──────── Material supplied

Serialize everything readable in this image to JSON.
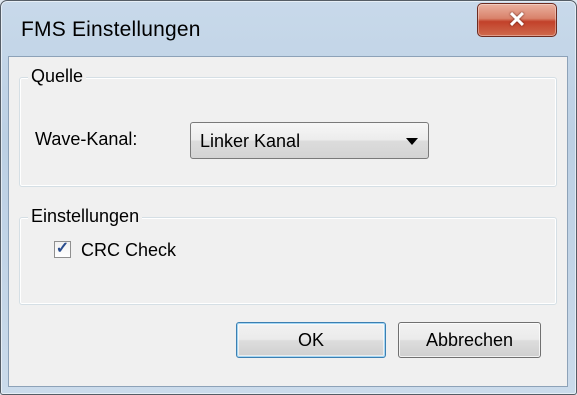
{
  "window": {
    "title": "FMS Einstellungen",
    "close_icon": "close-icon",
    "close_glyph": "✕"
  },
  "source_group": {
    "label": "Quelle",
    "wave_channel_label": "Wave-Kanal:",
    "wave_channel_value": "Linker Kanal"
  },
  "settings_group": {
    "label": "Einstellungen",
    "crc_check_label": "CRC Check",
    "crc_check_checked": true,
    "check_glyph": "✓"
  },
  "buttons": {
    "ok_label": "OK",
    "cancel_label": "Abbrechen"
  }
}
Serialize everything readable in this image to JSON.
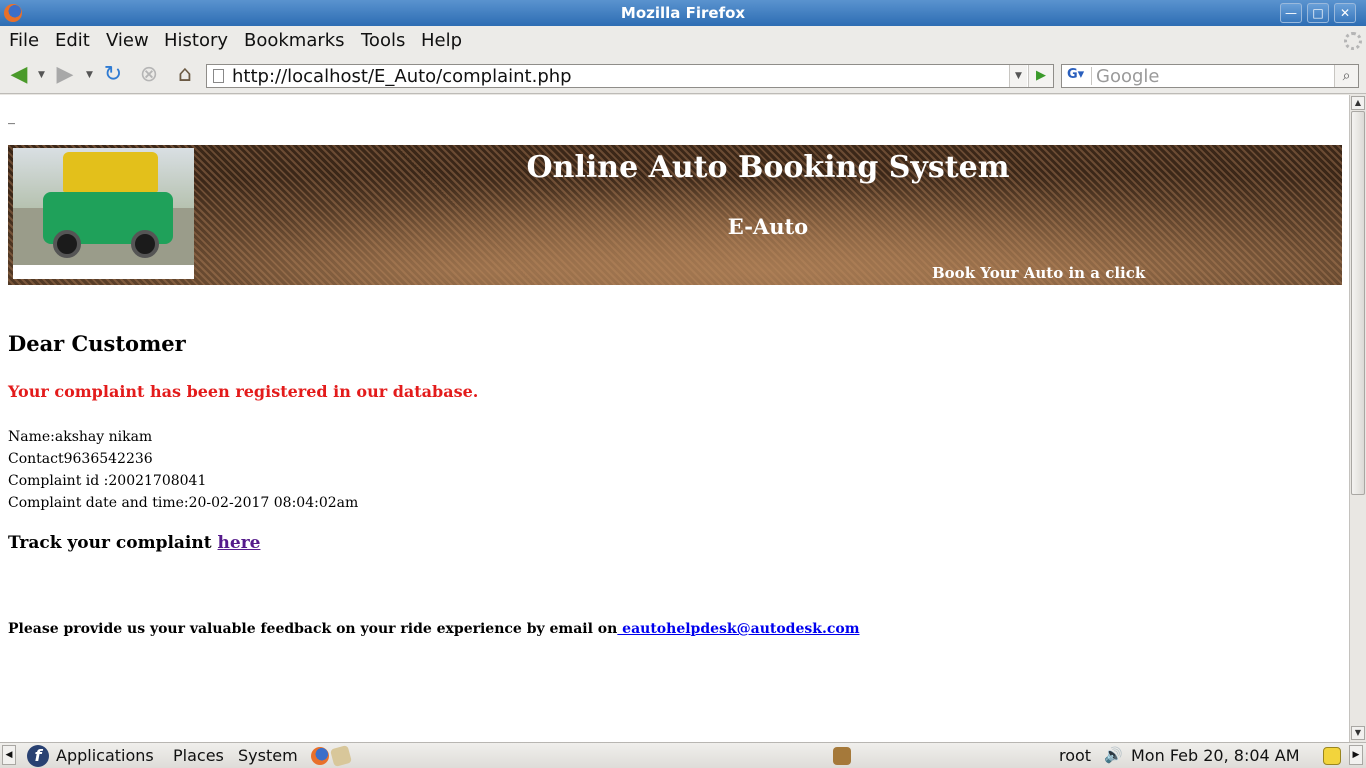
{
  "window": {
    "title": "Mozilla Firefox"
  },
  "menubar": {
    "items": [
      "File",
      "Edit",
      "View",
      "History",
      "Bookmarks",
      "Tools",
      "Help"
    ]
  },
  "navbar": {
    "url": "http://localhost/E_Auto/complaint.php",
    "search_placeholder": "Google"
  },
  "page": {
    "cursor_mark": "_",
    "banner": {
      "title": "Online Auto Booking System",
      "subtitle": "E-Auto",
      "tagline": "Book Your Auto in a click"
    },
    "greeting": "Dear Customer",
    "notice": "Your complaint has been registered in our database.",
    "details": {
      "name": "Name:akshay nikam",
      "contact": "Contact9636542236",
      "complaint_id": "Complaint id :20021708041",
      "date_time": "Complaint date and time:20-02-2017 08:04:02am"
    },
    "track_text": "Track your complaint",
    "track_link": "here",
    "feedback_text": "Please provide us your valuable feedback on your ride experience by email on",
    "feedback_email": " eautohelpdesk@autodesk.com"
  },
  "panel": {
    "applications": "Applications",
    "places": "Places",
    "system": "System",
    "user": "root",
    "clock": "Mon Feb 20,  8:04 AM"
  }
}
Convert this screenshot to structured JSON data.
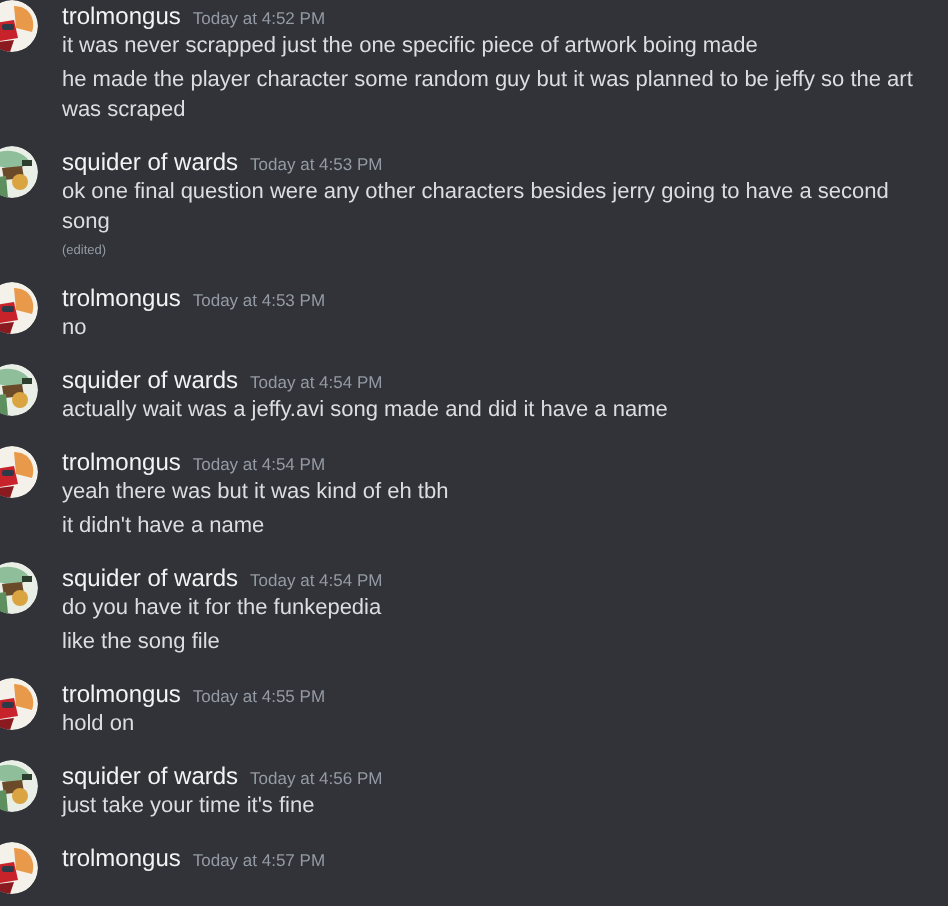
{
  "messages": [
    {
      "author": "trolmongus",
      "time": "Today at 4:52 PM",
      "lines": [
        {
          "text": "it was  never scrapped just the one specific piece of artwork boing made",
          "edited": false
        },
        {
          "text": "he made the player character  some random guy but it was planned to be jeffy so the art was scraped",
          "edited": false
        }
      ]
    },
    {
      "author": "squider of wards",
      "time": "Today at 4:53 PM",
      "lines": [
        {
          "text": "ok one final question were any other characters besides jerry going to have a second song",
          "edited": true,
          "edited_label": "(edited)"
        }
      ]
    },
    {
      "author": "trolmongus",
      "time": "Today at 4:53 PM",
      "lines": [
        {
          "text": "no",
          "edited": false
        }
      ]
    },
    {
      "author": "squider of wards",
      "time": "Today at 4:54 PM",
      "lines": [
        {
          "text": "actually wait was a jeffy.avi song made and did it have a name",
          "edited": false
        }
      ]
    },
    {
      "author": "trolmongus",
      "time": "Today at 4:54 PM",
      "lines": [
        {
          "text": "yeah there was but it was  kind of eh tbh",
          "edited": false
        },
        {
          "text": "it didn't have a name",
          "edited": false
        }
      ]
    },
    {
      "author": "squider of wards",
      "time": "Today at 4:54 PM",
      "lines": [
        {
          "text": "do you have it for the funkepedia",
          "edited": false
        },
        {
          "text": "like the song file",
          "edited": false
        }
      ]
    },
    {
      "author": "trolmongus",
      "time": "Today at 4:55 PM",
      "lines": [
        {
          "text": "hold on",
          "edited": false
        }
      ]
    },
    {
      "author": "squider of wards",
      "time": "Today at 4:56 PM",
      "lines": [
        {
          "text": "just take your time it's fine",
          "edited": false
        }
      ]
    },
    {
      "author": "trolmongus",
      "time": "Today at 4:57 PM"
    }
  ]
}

────────────────
──────── Material supplied

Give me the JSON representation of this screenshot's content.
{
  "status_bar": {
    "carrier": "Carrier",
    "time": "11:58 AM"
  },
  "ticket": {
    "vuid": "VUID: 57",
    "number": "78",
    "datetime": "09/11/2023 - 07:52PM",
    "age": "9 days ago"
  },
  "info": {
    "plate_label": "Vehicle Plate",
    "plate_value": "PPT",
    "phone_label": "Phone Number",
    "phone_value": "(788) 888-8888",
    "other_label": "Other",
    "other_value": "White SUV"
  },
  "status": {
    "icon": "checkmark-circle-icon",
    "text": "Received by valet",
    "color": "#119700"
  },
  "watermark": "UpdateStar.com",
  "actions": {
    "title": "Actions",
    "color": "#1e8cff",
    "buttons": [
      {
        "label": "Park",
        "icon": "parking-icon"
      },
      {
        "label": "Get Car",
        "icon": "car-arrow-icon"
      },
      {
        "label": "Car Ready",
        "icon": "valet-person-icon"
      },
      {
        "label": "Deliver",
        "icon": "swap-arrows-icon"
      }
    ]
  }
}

────────────────
──────── Material supplied

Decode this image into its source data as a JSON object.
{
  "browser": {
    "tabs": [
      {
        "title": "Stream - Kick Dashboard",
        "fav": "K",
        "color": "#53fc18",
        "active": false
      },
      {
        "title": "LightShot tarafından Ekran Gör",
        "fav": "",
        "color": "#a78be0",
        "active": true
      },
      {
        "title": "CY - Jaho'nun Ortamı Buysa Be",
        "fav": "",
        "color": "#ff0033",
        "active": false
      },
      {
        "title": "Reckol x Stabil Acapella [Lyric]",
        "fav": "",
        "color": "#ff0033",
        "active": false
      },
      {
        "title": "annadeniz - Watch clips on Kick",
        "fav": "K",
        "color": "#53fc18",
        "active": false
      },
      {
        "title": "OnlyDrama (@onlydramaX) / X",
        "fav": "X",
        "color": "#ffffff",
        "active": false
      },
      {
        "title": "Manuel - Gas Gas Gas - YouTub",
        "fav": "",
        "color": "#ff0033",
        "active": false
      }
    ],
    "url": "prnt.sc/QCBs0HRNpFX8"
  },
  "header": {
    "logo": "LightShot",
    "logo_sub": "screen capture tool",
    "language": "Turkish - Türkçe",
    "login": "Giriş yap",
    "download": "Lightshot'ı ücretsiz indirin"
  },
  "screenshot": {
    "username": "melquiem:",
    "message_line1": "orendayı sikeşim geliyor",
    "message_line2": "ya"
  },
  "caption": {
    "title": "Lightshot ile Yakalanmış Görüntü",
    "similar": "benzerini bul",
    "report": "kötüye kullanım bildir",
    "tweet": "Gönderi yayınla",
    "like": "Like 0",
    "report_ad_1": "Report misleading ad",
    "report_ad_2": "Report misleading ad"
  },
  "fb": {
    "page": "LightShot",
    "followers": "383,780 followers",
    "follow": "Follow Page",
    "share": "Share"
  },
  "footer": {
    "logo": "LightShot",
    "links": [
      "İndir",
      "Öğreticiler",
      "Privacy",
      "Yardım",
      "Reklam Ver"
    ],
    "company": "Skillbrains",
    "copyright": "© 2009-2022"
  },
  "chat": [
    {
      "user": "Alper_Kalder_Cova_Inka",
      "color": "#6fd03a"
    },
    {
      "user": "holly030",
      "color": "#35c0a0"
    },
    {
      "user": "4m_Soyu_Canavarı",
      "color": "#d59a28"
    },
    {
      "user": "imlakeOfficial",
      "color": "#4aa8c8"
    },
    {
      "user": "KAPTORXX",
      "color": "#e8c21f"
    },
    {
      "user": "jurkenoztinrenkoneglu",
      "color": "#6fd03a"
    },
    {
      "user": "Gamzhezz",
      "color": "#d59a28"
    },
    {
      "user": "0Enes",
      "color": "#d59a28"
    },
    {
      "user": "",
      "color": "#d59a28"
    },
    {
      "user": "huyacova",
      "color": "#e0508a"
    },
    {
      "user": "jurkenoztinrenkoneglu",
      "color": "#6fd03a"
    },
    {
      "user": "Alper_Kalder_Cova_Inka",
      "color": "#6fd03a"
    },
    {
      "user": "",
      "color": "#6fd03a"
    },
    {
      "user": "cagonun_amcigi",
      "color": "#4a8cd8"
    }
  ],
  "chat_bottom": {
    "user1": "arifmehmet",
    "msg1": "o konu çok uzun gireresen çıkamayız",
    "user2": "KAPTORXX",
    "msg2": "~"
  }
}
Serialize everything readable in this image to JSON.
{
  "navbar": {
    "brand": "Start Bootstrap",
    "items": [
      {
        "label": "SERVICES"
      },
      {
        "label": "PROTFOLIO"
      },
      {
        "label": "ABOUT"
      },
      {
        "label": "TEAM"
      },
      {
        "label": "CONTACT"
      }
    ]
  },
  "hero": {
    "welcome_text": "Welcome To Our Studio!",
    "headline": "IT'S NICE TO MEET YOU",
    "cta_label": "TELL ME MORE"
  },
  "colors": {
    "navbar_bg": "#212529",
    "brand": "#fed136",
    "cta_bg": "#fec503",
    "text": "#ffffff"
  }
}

────────────────

To do: Locate all lines in the listing above with the word "valet" and copy them.

In response:
    "text": "Received by valet",
        "icon": "valet-person-icon"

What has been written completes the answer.